■ **EXTRACTED RECORDS**
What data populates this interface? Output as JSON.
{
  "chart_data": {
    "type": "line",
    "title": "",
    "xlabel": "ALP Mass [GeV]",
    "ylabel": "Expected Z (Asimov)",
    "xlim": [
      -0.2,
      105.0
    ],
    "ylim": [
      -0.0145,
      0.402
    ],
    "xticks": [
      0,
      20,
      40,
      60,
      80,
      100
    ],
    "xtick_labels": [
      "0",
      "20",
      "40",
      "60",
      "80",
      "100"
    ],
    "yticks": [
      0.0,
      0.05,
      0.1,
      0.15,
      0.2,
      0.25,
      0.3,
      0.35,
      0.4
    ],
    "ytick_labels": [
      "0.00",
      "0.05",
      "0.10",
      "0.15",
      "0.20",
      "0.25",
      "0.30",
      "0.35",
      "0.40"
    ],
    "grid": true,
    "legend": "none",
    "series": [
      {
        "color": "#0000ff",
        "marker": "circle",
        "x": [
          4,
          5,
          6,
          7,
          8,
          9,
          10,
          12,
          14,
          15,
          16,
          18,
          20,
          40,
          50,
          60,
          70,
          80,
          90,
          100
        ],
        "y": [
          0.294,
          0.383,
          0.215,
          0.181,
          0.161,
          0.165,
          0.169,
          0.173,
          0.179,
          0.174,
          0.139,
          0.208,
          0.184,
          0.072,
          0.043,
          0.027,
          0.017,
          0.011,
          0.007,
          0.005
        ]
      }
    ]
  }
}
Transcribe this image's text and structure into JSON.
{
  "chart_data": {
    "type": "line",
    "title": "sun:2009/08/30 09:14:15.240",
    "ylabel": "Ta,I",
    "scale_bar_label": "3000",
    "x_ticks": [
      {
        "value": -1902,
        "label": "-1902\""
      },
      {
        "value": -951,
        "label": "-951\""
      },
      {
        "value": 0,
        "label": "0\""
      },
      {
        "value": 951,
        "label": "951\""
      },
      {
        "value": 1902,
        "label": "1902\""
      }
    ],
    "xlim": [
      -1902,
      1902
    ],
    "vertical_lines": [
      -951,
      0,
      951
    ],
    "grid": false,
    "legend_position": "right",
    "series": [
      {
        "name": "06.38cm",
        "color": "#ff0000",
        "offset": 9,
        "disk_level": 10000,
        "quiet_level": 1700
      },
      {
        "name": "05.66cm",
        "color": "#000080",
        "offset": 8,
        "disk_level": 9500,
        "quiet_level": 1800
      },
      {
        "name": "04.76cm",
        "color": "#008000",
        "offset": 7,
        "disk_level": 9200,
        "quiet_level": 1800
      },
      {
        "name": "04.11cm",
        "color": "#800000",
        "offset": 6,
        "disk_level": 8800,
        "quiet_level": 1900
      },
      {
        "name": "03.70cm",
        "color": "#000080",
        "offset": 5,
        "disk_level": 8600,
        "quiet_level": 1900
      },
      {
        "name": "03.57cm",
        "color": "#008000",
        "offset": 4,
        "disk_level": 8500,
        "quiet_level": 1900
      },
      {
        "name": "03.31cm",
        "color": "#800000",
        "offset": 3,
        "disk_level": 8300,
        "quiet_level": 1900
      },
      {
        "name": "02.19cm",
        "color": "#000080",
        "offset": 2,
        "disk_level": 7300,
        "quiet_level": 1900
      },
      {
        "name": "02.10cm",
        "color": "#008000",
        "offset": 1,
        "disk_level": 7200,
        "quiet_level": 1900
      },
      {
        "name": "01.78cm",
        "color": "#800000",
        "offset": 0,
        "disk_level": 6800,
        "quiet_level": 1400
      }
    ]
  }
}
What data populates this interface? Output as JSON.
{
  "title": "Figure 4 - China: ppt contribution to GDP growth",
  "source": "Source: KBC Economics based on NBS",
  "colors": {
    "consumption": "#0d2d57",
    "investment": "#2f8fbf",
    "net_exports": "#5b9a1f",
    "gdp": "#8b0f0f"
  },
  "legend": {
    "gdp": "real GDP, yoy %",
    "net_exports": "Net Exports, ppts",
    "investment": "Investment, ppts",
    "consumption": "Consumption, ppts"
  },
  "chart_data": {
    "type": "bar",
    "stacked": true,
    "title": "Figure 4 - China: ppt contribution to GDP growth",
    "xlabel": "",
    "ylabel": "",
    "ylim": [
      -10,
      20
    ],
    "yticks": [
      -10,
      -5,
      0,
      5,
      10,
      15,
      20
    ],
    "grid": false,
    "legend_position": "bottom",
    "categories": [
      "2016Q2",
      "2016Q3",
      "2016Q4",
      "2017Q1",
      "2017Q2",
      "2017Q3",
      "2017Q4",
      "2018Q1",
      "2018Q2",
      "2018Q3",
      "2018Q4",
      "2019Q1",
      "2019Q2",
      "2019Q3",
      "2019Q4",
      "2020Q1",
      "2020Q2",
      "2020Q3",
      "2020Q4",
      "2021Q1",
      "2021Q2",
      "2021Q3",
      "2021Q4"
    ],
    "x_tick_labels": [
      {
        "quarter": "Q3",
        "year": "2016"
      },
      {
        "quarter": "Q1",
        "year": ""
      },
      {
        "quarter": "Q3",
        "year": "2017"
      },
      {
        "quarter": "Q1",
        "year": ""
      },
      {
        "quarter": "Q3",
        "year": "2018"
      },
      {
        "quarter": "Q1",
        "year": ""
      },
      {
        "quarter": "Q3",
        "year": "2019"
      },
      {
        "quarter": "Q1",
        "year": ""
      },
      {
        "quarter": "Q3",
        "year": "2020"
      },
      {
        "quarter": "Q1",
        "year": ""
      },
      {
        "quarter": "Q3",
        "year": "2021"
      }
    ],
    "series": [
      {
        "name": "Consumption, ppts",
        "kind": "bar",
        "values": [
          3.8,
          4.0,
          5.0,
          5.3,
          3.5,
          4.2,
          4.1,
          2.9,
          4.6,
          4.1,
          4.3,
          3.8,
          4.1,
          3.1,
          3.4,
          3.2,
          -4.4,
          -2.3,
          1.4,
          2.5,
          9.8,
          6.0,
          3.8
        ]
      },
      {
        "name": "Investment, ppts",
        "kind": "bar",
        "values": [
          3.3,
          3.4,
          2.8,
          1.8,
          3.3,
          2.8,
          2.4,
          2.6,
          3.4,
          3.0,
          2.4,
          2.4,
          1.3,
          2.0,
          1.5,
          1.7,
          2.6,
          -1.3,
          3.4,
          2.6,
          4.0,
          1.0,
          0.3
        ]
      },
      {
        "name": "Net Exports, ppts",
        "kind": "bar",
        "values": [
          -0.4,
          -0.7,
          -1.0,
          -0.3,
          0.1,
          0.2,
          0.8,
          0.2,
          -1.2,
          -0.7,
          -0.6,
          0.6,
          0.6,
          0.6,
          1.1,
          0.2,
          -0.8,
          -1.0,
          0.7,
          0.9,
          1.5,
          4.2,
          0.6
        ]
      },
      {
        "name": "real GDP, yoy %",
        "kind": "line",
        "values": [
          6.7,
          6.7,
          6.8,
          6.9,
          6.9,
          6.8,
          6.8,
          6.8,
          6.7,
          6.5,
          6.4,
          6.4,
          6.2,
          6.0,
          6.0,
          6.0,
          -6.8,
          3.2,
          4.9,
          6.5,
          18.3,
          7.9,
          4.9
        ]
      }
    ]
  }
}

■ **JOB**
Write the material out again word for word.

■ **IN RESPONSE**
What data populates this interface? Output as JSON.
{
  "chart_data": {
    "type": "line",
    "title": "",
    "xlabel": "ALP Mass [GeV]",
    "ylabel": "Expected Z (Asimov)",
    "xlim": [
      -0.2,
      105.0
    ],
    "ylim": [
      -0.0145,
      0.402
    ],
    "xticks": [
      0,
      20,
      40,
      60,
      80,
      100
    ],
    "xtick_labels": [
      "0",
      "20",
      "40",
      "60",
      "80",
      "100"
    ],
    "yticks": [
      0.0,
      0.05,
      0.1,
      0.15,
      0.2,
      0.25,
      0.3,
      0.35,
      0.4
    ],
    "ytick_labels": [
      "0.00",
      "0.05",
      "0.10",
      "0.15",
      "0.20",
      "0.25",
      "0.30",
      "0.35",
      "0.40"
    ],
    "grid": true,
    "legend": "none",
    "series": [
      {
        "color": "#0000ff",
        "marker": "circle",
        "x": [
          4,
          5,
          6,
          7,
          8,
          9,
          10,
          12,
          14,
          15,
          16,
          18,
          20,
          40,
          50,
          60,
          70,
          80,
          90,
          100
        ],
        "y": [
          0.294,
          0.383,
          0.215,
          0.181,
          0.161,
          0.165,
          0.169,
          0.173,
          0.179,
          0.174,
          0.139,
          0.208,
          0.184,
          0.072,
          0.043,
          0.027,
          0.017,
          0.011,
          0.007,
          0.005
        ]
      }
    ]
  }
}
Transcribe this image's text and structure into JSON.
{
  "chart_data": {
    "type": "line",
    "title": "sun:2009/08/30 09:14:15.240",
    "ylabel": "Ta,I",
    "scale_bar_label": "3000",
    "x_ticks": [
      {
        "value": -1902,
        "label": "-1902\""
      },
      {
        "value": -951,
        "label": "-951\""
      },
      {
        "value": 0,
        "label": "0\""
      },
      {
        "value": 951,
        "label": "951\""
      },
      {
        "value": 1902,
        "label": "1902\""
      }
    ],
    "xlim": [
      -1902,
      1902
    ],
    "vertical_lines": [
      -951,
      0,
      951
    ],
    "grid": false,
    "legend_position": "right",
    "series": [
      {
        "name": "06.38cm",
        "color": "#ff0000",
        "offset": 9,
        "disk_level": 10000,
        "quiet_level": 1700
      },
      {
        "name": "05.66cm",
        "color": "#000080",
        "offset": 8,
        "disk_level": 9500,
        "quiet_level": 1800
      },
      {
        "name": "04.76cm",
        "color": "#008000",
        "offset": 7,
        "disk_level": 9200,
        "quiet_level": 1800
      },
      {
        "name": "04.11cm",
        "color": "#800000",
        "offset": 6,
        "disk_level": 8800,
        "quiet_level": 1900
      },
      {
        "name": "03.70cm",
        "color": "#000080",
        "offset": 5,
        "disk_level": 8600,
        "quiet_level": 1900
      },
      {
        "name": "03.57cm",
        "color": "#008000",
        "offset": 4,
        "disk_level": 8500,
        "quiet_level": 1900
      },
      {
        "name": "03.31cm",
        "color": "#800000",
        "offset": 3,
        "disk_level": 8300,
        "quiet_level": 1900
      },
      {
        "name": "02.19cm",
        "color": "#000080",
        "offset": 2,
        "disk_level": 7300,
        "quiet_level": 1900
      },
      {
        "name": "02.10cm",
        "color": "#008000",
        "offset": 1,
        "disk_level": 7200,
        "quiet_level": 1900
      },
      {
        "name": "01.78cm",
        "color": "#800000",
        "offset": 0,
        "disk_level": 6800,
        "quiet_level": 1400
      }
    ]
  }
}
What data populates this interface? Output as JSON.
{
  "title": "Figure 4 - China: ppt contribution to GDP growth",
  "source": "Source: KBC Economics based on NBS",
  "colors": {
    "consumption": "#0d2d57",
    "investment": "#2f8fbf",
    "net_exports": "#5b9a1f",
    "gdp": "#8b0f0f"
  },
  "legend": {
    "gdp": "real GDP, yoy %",
    "net_exports": "Net Exports, ppts",
    "investment": "Investment, ppts",
    "consumption": "Consumption, ppts"
  },
  "chart_data": {
    "type": "bar",
    "stacked": true,
    "title": "Figure 4 - China: ppt contribution to GDP growth",
    "xlabel": "",
    "ylabel": "",
    "ylim": [
      -10,
      20
    ],
    "yticks": [
      -10,
      -5,
      0,
      5,
      10,
      15,
      20
    ],
    "grid": false,
    "legend_position": "bottom",
    "categories": [
      "2016Q2",
      "2016Q3",
      "2016Q4",
      "2017Q1",
      "2017Q2",
      "2017Q3",
      "2017Q4",
      "2018Q1",
      "2018Q2",
      "2018Q3",
      "2018Q4",
      "2019Q1",
      "2019Q2",
      "2019Q3",
      "2019Q4",
      "2020Q1",
      "2020Q2",
      "2020Q3",
      "2020Q4",
      "2021Q1",
      "2021Q2",
      "2021Q3",
      "2021Q4"
    ],
    "x_tick_labels": [
      {
        "quarter": "Q3",
        "year": "2016"
      },
      {
        "quarter": "Q1",
        "year": ""
      },
      {
        "quarter": "Q3",
        "year": "2017"
      },
      {
        "quarter": "Q1",
        "year": ""
      },
      {
        "quarter": "Q3",
        "year": "2018"
      },
      {
        "quarter": "Q1",
        "year": ""
      },
      {
        "quarter": "Q3",
        "year": "2019"
      },
      {
        "quarter": "Q1",
        "year": ""
      },
      {
        "quarter": "Q3",
        "year": "2020"
      },
      {
        "quarter": "Q1",
        "year": ""
      },
      {
        "quarter": "Q3",
        "year": "2021"
      }
    ],
    "series": [
      {
        "name": "Consumption, ppts",
        "kind": "bar",
        "values": [
          3.8,
          4.0,
          5.0,
          5.3,
          3.5,
          4.2,
          4.1,
          2.9,
          4.6,
          4.1,
          4.3,
          3.8,
          4.1,
          3.1,
          3.4,
          3.2,
          -4.4,
          -2.3,
          1.4,
          2.5,
          9.8,
          6.0,
          3.8
        ]
      },
      {
        "name": "Investment, ppts",
        "kind": "bar",
        "values": [
          3.3,
          3.4,
          2.8,
          1.8,
          3.3,
          2.8,
          2.4,
          2.6,
          3.4,
          3.0,
          2.4,
          2.4,
          1.3,
          2.0,
          1.5,
          1.7,
          2.6,
          -1.3,
          3.4,
          2.6,
          4.0,
          1.0,
          0.3
        ]
      },
      {
        "name": "Net Exports, ppts",
        "kind": "bar",
        "values": [
          -0.4,
          -0.7,
          -1.0,
          -0.3,
          0.1,
          0.2,
          0.8,
          0.2,
          -1.2,
          -0.7,
          -0.6,
          0.6,
          0.6,
          0.6,
          1.1,
          0.2,
          -0.8,
          -1.0,
          0.7,
          0.9,
          1.5,
          4.2,
          0.6
        ]
      },
      {
        "name": "real GDP, yoy %",
        "kind": "line",
        "values": [
          6.7,
          6.7,
          6.8,
          6.9,
          6.9,
          6.8,
          6.8,
          6.8,
          6.7,
          6.5,
          6.4,
          6.4,
          6.2,
          6.0,
          6.0,
          6.0,
          -6.8,
          3.2,
          4.9,
          6.5,
          18.3,
          7.9,
          4.9
        ]
      }
    ]
  }
}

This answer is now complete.